▶ **WHAT IS NEEDED**
Only lines with the word "acre" are needed; collect each of them from the listing below.

[Data listing]
════
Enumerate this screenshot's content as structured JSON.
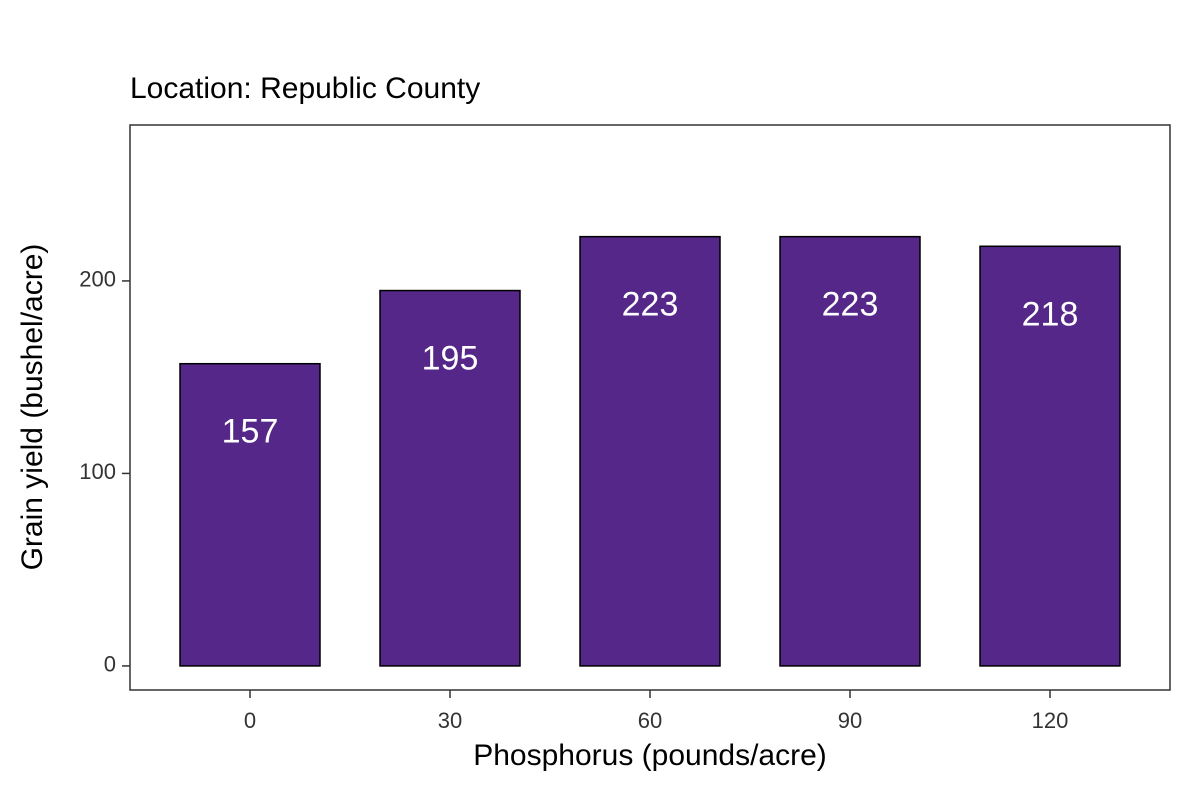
{
  "chart_data": {
    "type": "bar",
    "title": "Location: Republic County",
    "x_label": "Phosphorus (pounds/acre)",
    "y_label": "Grain yield (bushel/acre)",
    "categories": [
      "0",
      "30",
      "60",
      "90",
      "120"
    ],
    "values": [
      157,
      195,
      223,
      223,
      218
    ],
    "color": "#542788",
    "ylim": [
      -12.5,
      281
    ],
    "yticks": [
      0,
      100,
      200
    ],
    "grid": false,
    "data_labels": true
  }
}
════
▶ **ANSWER BELOW**
    "x_label": "Phosphorus (pounds/acre)",
    "y_label": "Grain yield (bushel/acre)",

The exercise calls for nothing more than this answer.